To be done :: Copy out, from the entries below, each line holding the string "юридического".

Provided material ::
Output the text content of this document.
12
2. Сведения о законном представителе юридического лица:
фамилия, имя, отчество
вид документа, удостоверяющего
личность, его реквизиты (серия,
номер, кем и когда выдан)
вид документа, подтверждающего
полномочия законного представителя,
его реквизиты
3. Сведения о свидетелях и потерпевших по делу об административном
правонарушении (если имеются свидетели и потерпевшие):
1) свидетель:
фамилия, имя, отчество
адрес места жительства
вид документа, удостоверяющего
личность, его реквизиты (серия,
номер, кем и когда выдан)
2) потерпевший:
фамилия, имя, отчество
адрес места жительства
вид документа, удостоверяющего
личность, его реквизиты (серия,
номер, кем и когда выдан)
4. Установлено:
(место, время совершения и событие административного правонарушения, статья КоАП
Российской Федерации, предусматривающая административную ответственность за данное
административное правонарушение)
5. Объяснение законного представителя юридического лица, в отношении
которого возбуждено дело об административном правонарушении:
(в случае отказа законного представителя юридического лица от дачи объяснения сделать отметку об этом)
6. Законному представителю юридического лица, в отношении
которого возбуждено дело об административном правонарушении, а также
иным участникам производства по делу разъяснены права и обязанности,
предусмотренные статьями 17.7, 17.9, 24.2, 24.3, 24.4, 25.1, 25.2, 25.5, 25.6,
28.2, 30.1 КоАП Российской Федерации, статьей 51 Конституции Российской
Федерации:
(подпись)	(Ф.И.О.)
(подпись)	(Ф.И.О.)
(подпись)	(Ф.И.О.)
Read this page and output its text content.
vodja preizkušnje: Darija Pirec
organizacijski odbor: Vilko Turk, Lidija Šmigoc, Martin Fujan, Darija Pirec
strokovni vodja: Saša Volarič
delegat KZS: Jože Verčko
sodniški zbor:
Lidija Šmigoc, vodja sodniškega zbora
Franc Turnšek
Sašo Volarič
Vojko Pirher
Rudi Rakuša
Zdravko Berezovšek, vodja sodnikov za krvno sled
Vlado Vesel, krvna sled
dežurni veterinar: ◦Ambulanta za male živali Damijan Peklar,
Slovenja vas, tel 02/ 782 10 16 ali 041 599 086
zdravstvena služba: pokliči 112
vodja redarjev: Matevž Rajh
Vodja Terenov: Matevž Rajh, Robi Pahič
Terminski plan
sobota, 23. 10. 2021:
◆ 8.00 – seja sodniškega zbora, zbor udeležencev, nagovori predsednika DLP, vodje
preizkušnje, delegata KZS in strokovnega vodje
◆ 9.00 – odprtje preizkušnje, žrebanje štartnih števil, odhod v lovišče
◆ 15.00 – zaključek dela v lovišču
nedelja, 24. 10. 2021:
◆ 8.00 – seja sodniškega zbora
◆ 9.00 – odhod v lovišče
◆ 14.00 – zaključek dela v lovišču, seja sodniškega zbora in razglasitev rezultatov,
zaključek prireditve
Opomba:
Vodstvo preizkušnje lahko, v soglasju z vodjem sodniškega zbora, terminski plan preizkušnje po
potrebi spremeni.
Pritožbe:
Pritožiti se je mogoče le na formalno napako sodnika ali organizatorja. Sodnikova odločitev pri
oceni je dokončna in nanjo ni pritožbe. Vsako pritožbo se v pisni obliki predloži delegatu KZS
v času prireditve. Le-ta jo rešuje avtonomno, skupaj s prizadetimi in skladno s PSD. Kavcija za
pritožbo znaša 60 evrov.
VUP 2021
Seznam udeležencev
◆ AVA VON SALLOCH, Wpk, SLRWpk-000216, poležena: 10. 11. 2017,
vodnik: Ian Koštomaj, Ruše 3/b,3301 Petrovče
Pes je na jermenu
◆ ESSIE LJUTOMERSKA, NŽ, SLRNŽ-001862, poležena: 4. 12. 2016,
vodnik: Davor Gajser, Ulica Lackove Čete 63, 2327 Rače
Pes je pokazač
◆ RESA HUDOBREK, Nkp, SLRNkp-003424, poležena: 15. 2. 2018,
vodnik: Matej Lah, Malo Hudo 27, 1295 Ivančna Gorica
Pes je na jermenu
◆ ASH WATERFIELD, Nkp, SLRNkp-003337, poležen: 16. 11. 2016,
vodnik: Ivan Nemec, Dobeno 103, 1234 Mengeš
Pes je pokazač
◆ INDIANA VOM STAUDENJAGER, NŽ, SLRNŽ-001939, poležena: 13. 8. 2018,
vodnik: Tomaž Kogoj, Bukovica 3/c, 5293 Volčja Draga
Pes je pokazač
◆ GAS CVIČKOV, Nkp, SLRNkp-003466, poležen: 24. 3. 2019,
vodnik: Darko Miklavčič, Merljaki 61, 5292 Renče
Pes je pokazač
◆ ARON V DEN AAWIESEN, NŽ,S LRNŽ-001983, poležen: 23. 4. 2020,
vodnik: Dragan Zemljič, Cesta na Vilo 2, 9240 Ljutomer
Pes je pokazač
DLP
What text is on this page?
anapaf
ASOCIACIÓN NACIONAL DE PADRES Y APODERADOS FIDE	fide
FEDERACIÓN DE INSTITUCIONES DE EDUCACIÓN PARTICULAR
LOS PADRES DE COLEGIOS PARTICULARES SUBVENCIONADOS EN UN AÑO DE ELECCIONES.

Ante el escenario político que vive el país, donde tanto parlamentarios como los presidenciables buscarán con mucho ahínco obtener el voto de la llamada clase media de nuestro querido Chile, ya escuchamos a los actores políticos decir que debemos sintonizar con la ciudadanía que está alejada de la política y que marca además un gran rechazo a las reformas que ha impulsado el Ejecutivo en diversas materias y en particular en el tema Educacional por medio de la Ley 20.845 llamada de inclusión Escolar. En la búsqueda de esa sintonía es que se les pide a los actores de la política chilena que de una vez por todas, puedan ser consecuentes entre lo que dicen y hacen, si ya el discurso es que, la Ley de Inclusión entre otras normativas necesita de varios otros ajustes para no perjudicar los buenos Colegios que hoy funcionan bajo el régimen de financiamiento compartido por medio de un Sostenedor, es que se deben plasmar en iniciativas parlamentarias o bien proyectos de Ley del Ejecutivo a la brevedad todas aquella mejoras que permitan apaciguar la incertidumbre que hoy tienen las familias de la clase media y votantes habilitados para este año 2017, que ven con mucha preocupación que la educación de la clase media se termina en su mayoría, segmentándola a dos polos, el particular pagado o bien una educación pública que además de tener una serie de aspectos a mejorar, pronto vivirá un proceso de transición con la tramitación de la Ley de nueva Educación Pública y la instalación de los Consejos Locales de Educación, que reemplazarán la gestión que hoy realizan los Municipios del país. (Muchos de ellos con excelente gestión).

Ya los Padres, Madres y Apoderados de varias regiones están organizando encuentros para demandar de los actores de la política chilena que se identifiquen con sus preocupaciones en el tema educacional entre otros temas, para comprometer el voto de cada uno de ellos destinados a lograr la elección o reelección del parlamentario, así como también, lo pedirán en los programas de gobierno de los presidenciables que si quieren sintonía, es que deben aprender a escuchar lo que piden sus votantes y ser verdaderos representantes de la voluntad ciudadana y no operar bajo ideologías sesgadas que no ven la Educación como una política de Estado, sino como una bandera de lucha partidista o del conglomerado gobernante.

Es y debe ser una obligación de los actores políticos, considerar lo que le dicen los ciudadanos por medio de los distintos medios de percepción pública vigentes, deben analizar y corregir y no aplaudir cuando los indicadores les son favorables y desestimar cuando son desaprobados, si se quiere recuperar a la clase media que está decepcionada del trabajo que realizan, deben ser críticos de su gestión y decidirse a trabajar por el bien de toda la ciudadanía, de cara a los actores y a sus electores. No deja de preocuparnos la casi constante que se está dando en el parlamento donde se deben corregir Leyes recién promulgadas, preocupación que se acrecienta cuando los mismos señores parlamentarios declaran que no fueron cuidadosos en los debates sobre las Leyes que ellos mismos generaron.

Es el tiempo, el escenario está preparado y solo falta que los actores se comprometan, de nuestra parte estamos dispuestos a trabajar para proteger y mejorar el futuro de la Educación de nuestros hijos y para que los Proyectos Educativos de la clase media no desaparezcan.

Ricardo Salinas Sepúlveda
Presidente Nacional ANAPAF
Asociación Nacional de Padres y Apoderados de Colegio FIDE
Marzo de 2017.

Task response ::
2. Сведения о законном представителе юридического лица:
5. Объяснение законного представителя юридического лица, в отношении
(в случае отказа законного представителя юридического лица от дачи объяснения сделать отметку об этом)
6. Законному представителю юридического лица, в отношении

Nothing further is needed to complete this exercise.